DIRECTIVE: All of the material below is to be returned exactly.
========================================
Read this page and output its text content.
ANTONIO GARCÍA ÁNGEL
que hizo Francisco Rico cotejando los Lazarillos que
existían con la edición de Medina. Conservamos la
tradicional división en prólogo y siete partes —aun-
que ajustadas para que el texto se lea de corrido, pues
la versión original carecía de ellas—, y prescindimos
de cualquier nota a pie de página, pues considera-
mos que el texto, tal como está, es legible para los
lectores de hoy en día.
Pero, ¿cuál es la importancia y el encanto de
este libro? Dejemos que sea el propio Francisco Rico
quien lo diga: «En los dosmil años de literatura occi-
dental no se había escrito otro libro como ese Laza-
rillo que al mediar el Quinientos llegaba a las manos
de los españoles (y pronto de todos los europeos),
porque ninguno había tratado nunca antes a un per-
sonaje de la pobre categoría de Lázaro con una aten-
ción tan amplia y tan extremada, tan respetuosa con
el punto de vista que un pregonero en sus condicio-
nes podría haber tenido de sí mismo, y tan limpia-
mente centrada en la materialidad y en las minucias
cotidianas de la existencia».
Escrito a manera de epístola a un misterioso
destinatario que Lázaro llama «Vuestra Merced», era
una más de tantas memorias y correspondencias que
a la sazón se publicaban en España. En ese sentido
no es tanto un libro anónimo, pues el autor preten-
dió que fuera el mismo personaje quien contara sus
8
========================================
TASK OUTPUT:
Read this page and output its text content.
ANTONIO GARCÍA ÁNGEL
que hizo Francisco Rico cotejando los Lazarillos que
existían con la edición de Medina. Conservamos la
tradicional división en prólogo y siete partes —aun-
que ajustadas para que el texto se lea de corrido, pues
la versión original carecía de ellas—, y prescindimos
de cualquier nota a pie de página, pues considera-
mos que el texto, tal como está, es legible para los
lectores de hoy en día.
Pero, ¿cuál es la importancia y el encanto de
este libro? Dejemos que sea el propio Francisco Rico
quien lo diga: «En los dosmil años de literatura occi-
dental no se había escrito otro libro como ese Laza-
rillo que al mediar el Quinientos llegaba a las manos
de los españoles (y pronto de todos los europeos),
porque ninguno había tratado nunca antes a un per-
sonaje de la pobre categoría de Lázaro con una aten-
ción tan amplia y tan extremada, tan respetuosa con
el punto de vista que un pregonero en sus condicio-
nes podría haber tenido de sí mismo, y tan limpia-
mente centrada en la materialidad y en las minucias
cotidianas de la existencia».
Escrito a manera de epístola a un misterioso
destinatario que Lázaro llama «Vuestra Merced», era
una más de tantas memorias y correspondencias que
a la sazón se publicaban en España. En ese sentido
no es tanto un libro anónimo, pues el autor preten-
dió que fuera el mismo personaje quien contara sus
8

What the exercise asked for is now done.